Input data —
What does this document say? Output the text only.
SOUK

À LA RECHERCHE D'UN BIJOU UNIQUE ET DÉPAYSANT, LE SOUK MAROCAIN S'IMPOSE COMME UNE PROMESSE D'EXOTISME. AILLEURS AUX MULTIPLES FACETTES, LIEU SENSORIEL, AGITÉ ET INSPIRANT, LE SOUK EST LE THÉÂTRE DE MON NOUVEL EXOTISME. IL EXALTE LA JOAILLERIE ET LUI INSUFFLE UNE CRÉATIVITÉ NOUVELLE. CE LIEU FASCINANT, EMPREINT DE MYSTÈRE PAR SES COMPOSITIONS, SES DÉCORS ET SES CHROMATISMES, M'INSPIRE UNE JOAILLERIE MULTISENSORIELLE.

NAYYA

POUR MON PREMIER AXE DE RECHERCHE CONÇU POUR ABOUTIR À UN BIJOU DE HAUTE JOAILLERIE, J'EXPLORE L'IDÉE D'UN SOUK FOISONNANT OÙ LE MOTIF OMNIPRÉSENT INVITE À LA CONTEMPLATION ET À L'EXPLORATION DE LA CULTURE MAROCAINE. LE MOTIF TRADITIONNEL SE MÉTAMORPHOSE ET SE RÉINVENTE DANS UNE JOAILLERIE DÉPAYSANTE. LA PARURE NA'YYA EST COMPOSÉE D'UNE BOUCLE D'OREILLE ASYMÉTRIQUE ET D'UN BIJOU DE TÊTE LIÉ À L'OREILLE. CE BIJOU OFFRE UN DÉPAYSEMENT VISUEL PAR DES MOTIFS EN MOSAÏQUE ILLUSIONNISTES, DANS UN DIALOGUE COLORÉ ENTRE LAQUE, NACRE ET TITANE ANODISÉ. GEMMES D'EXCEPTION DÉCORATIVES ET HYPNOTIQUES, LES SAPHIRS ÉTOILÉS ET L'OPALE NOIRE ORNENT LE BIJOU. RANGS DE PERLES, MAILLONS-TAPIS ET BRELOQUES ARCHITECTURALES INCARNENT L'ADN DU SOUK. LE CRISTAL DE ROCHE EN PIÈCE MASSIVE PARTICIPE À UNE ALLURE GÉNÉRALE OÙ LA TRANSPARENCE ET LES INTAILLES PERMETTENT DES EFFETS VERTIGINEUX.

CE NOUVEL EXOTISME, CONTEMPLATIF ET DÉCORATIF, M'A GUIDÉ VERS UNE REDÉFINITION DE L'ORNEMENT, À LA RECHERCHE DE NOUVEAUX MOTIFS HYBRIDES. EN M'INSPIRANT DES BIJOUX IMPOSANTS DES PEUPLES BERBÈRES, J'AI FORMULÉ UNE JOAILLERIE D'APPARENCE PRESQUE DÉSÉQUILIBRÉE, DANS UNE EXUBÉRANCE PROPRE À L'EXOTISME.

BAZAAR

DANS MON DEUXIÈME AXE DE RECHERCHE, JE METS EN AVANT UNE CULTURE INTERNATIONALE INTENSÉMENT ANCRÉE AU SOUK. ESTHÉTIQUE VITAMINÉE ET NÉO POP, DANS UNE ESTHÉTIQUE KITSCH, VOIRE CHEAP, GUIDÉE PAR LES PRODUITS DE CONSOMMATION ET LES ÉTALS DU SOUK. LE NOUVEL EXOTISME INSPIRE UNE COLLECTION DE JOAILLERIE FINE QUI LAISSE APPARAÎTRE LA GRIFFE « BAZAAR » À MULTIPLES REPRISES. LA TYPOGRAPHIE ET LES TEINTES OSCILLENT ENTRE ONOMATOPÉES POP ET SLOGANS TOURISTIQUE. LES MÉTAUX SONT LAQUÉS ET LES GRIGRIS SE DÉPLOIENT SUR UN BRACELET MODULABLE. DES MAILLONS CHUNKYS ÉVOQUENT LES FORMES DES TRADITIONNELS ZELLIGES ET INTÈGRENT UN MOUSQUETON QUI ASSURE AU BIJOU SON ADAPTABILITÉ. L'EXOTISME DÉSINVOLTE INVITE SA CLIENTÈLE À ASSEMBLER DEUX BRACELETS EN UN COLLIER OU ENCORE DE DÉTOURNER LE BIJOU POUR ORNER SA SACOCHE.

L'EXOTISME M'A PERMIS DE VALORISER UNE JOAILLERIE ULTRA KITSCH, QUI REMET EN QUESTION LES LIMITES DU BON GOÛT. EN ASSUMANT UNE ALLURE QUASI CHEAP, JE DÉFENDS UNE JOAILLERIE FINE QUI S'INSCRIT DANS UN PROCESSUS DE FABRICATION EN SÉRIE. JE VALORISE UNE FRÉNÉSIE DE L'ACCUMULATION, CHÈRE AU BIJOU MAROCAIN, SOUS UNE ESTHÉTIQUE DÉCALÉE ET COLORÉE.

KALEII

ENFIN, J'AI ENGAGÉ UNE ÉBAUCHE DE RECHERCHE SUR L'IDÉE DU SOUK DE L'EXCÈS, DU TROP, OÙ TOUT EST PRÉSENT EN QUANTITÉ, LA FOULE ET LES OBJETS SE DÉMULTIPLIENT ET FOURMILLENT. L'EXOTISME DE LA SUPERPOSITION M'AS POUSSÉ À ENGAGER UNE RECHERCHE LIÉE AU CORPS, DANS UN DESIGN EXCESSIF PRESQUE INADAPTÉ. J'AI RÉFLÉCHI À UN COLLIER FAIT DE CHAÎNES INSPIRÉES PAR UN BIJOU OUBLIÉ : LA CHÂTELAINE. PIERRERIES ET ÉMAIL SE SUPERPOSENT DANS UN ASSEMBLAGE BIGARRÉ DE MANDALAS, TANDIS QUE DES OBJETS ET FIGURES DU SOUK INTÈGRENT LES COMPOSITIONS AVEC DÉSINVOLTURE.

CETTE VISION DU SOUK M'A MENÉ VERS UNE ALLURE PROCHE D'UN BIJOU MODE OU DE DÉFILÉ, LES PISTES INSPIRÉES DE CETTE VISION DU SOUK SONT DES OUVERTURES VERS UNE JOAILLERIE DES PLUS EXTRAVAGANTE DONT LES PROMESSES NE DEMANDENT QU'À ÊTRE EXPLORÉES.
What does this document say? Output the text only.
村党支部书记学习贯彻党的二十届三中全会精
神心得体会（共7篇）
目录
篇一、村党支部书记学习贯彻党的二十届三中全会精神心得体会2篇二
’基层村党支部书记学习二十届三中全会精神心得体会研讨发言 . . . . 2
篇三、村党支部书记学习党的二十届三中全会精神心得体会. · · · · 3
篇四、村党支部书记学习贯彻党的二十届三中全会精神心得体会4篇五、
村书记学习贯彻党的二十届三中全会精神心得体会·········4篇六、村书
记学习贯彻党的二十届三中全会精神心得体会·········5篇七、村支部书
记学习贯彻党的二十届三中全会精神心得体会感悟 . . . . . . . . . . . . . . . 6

Instruction —
Using the records given above, list every line that includes the word "INSPIRÉES".

Exercise answer —
ENFIN, J'AI ENGAGÉ UNE ÉBAUCHE DE RECHERCHE SUR L'IDÉE DU SOUK DE L'EXCÈS, DU TROP, OÙ TOUT EST PRÉSENT EN QUANTITÉ, LA FOULE ET LES OBJETS SE DÉMULTIPLIENT ET FOURMILLENT. L'EXOTISME DE LA SUPERPOSITION M'AS POUSSÉ À ENGAGER UNE RECHERCHE LIÉE AU CORPS, DANS UN DESIGN EXCESSIF PRESQUE INADAPTÉ. J'AI RÉFLÉCHI À UN COLLIER FAIT DE CHAÎNES INSPIRÉES PAR UN BIJOU OUBLIÉ : LA CHÂTELAINE. PIERRERIES ET ÉMAIL SE SUPERPOSENT DANS UN ASSEMBLAGE BIGARRÉ DE MANDALAS, TANDIS QUE DES OBJETS ET FIGURES DU SOUK INTÈGRENT LES COMPOSITIONS AVEC DÉSINVOLTURE.
CETTE VISION DU SOUK M'A MENÉ VERS UNE ALLURE PROCHE D'UN BIJOU MODE OU DE DÉFILÉ, LES PISTES INSPIRÉES DE CETTE VISION DU SOUK SONT DES OUVERTURES VERS UNE JOAILLERIE DES PLUS EXTRAVAGANTE DONT LES PROMESSES NE DEMANDENT QU'À ÊTRE EXPLORÉES.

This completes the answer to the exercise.